PROBLEM >>
Go through the lines below and copy each one that holds the string "Considered".

>> Begin

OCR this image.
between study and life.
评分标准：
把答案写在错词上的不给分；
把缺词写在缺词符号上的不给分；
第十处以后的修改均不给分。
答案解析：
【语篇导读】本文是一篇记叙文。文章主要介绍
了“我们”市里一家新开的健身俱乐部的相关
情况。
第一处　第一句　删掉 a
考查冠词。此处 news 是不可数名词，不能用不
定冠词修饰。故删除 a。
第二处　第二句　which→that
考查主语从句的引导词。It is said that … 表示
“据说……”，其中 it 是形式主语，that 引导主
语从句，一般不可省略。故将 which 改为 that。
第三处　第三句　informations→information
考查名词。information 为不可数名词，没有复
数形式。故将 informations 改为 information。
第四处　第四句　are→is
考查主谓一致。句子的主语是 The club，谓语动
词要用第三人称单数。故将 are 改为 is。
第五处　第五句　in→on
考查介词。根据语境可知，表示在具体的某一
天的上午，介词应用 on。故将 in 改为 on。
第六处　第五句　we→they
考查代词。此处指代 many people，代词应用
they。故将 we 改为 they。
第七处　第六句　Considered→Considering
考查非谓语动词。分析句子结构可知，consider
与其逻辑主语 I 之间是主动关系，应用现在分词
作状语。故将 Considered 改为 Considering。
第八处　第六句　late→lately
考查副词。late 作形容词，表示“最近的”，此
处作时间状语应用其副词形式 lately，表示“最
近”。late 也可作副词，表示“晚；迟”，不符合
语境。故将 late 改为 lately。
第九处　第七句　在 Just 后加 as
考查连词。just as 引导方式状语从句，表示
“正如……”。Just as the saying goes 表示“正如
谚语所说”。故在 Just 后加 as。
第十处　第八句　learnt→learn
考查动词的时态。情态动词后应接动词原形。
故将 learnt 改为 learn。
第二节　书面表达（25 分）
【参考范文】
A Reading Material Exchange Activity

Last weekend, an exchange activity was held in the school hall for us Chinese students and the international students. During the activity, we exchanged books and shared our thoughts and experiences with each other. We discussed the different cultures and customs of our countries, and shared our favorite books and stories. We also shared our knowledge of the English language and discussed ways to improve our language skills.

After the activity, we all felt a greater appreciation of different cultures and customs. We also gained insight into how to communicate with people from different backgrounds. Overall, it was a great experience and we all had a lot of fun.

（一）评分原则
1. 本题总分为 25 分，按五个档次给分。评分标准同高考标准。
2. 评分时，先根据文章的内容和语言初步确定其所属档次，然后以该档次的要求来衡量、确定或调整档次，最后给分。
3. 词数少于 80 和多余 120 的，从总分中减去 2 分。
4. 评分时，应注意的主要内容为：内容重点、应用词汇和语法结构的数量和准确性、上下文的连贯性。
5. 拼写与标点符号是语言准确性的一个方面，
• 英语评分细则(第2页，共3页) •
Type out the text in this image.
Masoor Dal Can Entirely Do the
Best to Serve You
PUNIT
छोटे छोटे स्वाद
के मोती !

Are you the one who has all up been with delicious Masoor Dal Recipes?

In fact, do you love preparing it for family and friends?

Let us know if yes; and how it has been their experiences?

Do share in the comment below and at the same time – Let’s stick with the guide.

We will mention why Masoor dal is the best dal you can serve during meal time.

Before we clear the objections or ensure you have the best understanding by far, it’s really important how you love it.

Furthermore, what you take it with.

>> End

EXERCISE RESPONSE >>
第七处　第六句　Considered→Considering
作状语。故将 Considered 改为 Considering。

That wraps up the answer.